- _Request_
Reproduce the listing below without changes, except that pictures are left out.

## BEGIN Data for this exercise

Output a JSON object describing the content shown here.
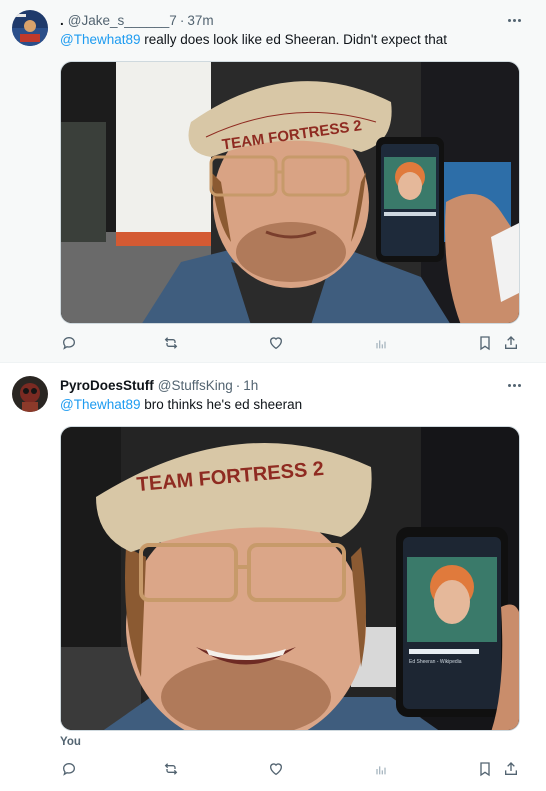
{
  "tweets": [
    {
      "display_name": ".",
      "handle": "@Jake_s______7",
      "time": "37m",
      "mention": "@Thewhat89",
      "text": " really does look like ed Sheeran. Didn't expect that",
      "media_caption": "TEAM FORTRESS 2",
      "phone_label": "Ed Sheeran - Wikipedia"
    },
    {
      "display_name": "PyroDoesStuff",
      "handle": "@StuffsKing",
      "time": "1h",
      "mention": "@Thewhat89",
      "text": " bro thinks he's ed sheeran",
      "media_caption": "TEAM FORTRESS 2",
      "phone_label": "Ed Sheeran - Wikipedia",
      "media_author_label": "You"
    }
  ],
  "icons": {
    "reply": "reply-icon",
    "retweet": "retweet-icon",
    "like": "heart-icon",
    "views": "views-icon",
    "bookmark": "bookmark-icon",
    "share": "share-icon",
    "more": "more-icon"
  },
  "colors": {
    "link": "#1d9bf0",
    "muted": "#536471",
    "highlight_bg": "#f7f9f9"
  }
}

## END Data for this exercise

- _Exercise answer_
Output a JSON object describing the content shown here.
{
  "tweets": [
    {
      "display_name": ".",
      "handle": "@Jake_s______7",
      "time": "37m",
      "mention": "@Thewhat89",
      "text": " really does look like ed Sheeran. Didn't expect that",
      "media_caption": "TEAM FORTRESS 2",
      "phone_label": "Ed Sheeran - Wikipedia"
    },
    {
      "display_name": "PyroDoesStuff",
      "handle": "@StuffsKing",
      "time": "1h",
      "mention": "@Thewhat89",
      "text": " bro thinks he's ed sheeran",
      "media_caption": "TEAM FORTRESS 2",
      "phone_label": "Ed Sheeran - Wikipedia",
      "media_author_label": "You"
    }
  ],
  "icons": {
    "reply": "reply-icon",
    "retweet": "retweet-icon",
    "like": "heart-icon",
    "views": "views-icon",
    "bookmark": "bookmark-icon",
    "share": "share-icon",
    "more": "more-icon"
  },
  "colors": {
    "link": "#1d9bf0",
    "muted": "#536471",
    "highlight_bg": "#f7f9f9"
  }
}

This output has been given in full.